## Aim:
Put each line of the records below into a JSON list of strings, one string per line, leaving out blank lines.
***** Record extracts *****
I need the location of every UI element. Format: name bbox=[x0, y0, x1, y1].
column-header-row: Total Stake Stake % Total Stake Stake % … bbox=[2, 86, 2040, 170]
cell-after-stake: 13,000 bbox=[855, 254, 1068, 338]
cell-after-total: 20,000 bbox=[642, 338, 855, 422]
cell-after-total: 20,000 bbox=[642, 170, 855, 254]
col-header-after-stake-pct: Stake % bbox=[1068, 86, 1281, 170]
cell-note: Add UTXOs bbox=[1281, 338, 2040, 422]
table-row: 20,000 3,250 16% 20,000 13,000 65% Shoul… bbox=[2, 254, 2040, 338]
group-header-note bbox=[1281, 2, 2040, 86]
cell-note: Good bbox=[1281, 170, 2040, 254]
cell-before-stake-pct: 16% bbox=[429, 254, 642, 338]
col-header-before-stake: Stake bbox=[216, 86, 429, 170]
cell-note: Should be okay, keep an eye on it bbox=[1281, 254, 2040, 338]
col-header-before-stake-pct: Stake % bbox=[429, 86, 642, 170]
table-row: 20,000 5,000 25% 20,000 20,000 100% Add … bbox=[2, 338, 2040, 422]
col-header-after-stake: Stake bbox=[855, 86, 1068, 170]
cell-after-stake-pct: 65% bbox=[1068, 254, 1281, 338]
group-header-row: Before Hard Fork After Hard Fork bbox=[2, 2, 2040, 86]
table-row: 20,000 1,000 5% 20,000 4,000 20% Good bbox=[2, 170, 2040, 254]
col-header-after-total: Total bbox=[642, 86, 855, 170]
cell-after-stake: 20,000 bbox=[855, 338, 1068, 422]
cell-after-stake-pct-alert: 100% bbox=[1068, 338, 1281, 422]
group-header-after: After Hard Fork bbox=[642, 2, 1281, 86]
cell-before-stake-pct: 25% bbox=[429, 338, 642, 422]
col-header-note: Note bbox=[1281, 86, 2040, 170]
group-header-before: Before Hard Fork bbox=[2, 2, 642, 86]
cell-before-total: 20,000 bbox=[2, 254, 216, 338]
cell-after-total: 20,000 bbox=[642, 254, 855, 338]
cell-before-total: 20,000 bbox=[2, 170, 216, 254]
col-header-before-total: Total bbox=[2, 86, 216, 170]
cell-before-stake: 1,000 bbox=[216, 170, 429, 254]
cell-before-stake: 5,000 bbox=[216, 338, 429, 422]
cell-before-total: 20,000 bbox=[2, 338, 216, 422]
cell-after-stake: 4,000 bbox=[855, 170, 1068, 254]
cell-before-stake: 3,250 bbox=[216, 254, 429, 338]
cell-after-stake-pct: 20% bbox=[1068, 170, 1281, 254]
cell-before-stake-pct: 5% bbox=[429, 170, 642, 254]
*****
## Worked answer:
[
  "I need the location of every UI element. Format: name bbox=[x0, y0, x1, y1].",
  "column-header-row: Total Stake Stake % Total Stake Stake % … bbox=[2, 86, 2040, 170]",
  "cell-after-stake: 13,000 bbox=[855, 254, 1068, 338]",
  "cell-after-total: 20,000 bbox=[642, 338, 855, 422]",
  "cell-after-total: 20,000 bbox=[642, 170, 855, 254]",
  "col-header-after-stake-pct: Stake % bbox=[1068, 86, 1281, 170]",
  "cell-note: Add UTXOs bbox=[1281, 338, 2040, 422]",
  "table-row: 20,000 3,250 16% 20,000 13,000 65% Shoul… bbox=[2, 254, 2040, 338]",
  "group-header-note bbox=[1281, 2, 2040, 86]",
  "cell-note: Good bbox=[1281, 170, 2040, 254]",
  "cell-before-stake-pct: 16% bbox=[429, 254, 642, 338]",
  "col-header-before-stake: Stake bbox=[216, 86, 429, 170]",
  "cell-note: Should be okay, keep an eye on it bbox=[1281, 254, 2040, 338]",
  "col-header-before-stake-pct: Stake % bbox=[429, 86, 642, 170]",
  "table-row: 20,000 5,000 25% 20,000 20,000 100% Add … bbox=[2, 338, 2040, 422]",
  "col-header-after-stake: Stake bbox=[855, 86, 1068, 170]",
  "cell-after-stake-pct: 65% bbox=[1068, 254, 1281, 338]",
  "group-header-row: Before Hard Fork After Hard Fork bbox=[2, 2, 2040, 86]",
  "table-row: 20,000 1,000 5% 20,000 4,000 20% Good bbox=[2, 170, 2040, 254]",
  "col-header-after-total: Total bbox=[642, 86, 855, 170]",
  "cell-after-stake: 20,000 bbox=[855, 338, 1068, 422]",
  "cell-after-stake-pct-alert: 100% bbox=[1068, 338, 1281, 422]",
  "group-header-after: After Hard Fork bbox=[642, 2, 1281, 86]",
  "cell-before-stake-pct: 25% bbox=[429, 338, 642, 422]",
  "col-header-note: Note bbox=[1281, 86, 2040, 170]",
  "group-header-before: Before Hard Fork bbox=[2, 2, 642, 86]",
  "cell-before-total: 20,000 bbox=[2, 254, 216, 338]",
  "cell-after-total: 20,000 bbox=[642, 254, 855, 338]",
  "cell-before-total: 20,000 bbox=[2, 170, 216, 254]",
  "col-header-before-total: Total bbox=[2, 86, 216, 170]",
  "cell-before-stake: 1,000 bbox=[216, 170, 429, 254]",
  "cell-before-stake: 5,000 bbox=[216, 338, 429, 422]",
  "cell-before-total: 20,000 bbox=[2, 338, 216, 422]",
  "cell-after-stake: 4,000 bbox=[855, 170, 1068, 254]",
  "cell-before-stake: 3,250 bbox=[216, 254, 429, 338]",
  "cell-after-stake-pct: 20% bbox=[1068, 170, 1281, 254]",
  "cell-before-stake-pct: 5% bbox=[429, 170, 642, 254]"
]